In this example, we showcase how to use XGBoost as part of a diverse stacking ensemble, which combines the strengths of different models to potentially improve overall performance.

We create a heterogeneous ensemble that includes XGBoost, k-Nearest Neighbor, and Logistic Regression models.

By leveraging the StackingClassifier from scikit-learn, we can easily build a stacking ensemble where XGBoost serves as one of many models, and a meta model learns from the predictions of the base models to make the ultimate prediction.

from sklearn.datasets import make_classification
from sklearn.model_selection import train_test_split
from sklearn.ensemble import StackingClassifier
from sklearn.neighbors import KNeighborsClassifier
from sklearn.linear_model import LogisticRegression
from xgboost import XGBClassifier
from sklearn.metrics import accuracy_score
import matplotlib.pyplot as plt

# Generate a synthetic multiclass classification dataset
X, y = make_classification(n_samples=1000, n_classes=3, n_features=10, n_informative=6, random_state=42)

● Extracted records:
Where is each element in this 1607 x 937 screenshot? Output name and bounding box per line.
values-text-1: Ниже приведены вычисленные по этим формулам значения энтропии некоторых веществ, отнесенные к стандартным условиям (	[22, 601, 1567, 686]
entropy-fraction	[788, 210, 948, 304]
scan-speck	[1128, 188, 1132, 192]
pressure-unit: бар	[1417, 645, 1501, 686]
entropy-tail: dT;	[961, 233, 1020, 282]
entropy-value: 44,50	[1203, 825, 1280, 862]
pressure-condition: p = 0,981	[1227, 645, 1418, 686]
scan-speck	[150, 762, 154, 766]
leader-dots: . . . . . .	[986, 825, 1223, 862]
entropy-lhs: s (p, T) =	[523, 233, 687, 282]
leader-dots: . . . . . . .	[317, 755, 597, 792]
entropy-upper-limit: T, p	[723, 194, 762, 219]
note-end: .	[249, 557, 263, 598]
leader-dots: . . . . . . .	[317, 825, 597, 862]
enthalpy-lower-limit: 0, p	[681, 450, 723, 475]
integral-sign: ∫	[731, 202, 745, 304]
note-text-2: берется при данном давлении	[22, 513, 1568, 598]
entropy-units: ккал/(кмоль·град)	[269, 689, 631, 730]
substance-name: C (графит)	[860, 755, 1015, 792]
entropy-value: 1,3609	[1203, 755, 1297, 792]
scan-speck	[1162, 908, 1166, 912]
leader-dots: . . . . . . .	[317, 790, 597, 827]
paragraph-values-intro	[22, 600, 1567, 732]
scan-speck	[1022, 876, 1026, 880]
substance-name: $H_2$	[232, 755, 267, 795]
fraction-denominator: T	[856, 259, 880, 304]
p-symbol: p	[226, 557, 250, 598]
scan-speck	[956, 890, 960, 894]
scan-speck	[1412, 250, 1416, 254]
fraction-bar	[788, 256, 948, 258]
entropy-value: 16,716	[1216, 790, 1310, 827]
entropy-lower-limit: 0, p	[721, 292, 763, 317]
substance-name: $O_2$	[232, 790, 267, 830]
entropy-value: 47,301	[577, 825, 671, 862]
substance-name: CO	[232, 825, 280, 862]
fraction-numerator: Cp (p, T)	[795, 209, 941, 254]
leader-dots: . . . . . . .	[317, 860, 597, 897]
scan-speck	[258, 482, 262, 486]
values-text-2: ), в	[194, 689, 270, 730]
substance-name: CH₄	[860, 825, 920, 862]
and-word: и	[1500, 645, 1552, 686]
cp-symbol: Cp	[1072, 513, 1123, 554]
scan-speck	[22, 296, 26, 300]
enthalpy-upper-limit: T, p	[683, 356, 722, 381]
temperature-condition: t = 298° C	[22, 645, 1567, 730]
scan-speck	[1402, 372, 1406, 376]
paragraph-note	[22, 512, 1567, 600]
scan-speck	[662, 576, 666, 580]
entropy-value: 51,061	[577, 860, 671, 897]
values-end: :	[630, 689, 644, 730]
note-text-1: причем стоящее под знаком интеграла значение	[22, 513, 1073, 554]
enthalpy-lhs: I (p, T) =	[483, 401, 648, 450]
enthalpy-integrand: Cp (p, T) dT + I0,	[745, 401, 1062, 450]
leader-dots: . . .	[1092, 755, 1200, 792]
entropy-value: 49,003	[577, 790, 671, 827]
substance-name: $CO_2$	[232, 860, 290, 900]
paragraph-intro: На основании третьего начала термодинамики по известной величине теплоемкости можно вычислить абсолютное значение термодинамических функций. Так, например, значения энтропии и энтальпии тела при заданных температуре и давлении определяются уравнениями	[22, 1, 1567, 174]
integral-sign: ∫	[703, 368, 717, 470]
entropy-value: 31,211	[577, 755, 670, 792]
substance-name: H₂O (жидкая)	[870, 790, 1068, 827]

● Required tasks:
[A] In the XGBoost stacking example, which three models make up the heterogeneous ensemble?
[B] Condense the paragraph of the XGBoost stacking example that begins "By leveraging the StackingClassifier" into one shorter sentence that keeps its main facts.
[C] Carry on the XGBoost stacking example from the line that generates the synthetic dataset.

● Activity answers:
[A] XGBoost, k-Nearest Neighbor, and Logistic Regression.

[B] Scikit-learn's StackingClassifier makes it easy to build a stacking ensemble in which XGBoost is one of several base models and a meta model learns from their predictions to make the final prediction.

[C]
X_train, X_test, y_train, y_test = train_test_split(X, y, test_size=0.2, random_state=42)

# Define base models
xgb = XGBClassifier(n_estimators=100, learning_rate=0.1, random_state=42)
knn = KNeighborsClassifier(n_neighbors=5)
lr = LogisticRegression()

# Define the stacking ensemble
base_models = [('xgb', xgb), ('knn', knn), ('lr', lr)]
stacking_ensemble = StackingClassifier(estimators=base_models)

# Train and evaluate the stacking ensemble
stacking_ensemble.fit(X_train, y_train)
y_pred_stacking = stacking_ensemble.predict(X_test)
accuracy_stacking = accuracy_score(y_test, y_pred_stacking)
print(f'Stacking Ensemble: {accuracy_stacking}')

# Train and evaluate individual models
xgb.fit(X_train, y_train)
y_pred_xgb = xgb.predict(X_test)
accuracy_xgb = accuracy_score(y_test, y_pred_xgb)
print(f'XGB: {accuracy_xgb}')

knn.fit(X_train, y_train)
y_pred_knn = knn.predict(X_test)
accuracy_knn = accuracy_score(y_test, y_pred_knn)
print(f'KNN: {accuracy_knn}')

lr.fit(X_train, y_train)
y_pred_lr = lr.predict(X_test)
accuracy_lr = accuracy_score(y_test, y_pred_lr)
print(f'LR: {accuracy_lr}')

# Visualize the performance comparison
models = ['XGBoost', 'KNN', 'LR', 'Stacking Ensemble']
accuracies = [accuracy_xgb, accuracy_knn, accuracy_lr, accuracy_stacking]

plt.figure(figsize=(8, 6))
plt.bar(models, accuracies)
plt.title('Model Performance Comparison')
plt.xlabel('Model')
plt.ylabel('Accuracy')
plt.ylim(0.6, 1.0)
plt.show()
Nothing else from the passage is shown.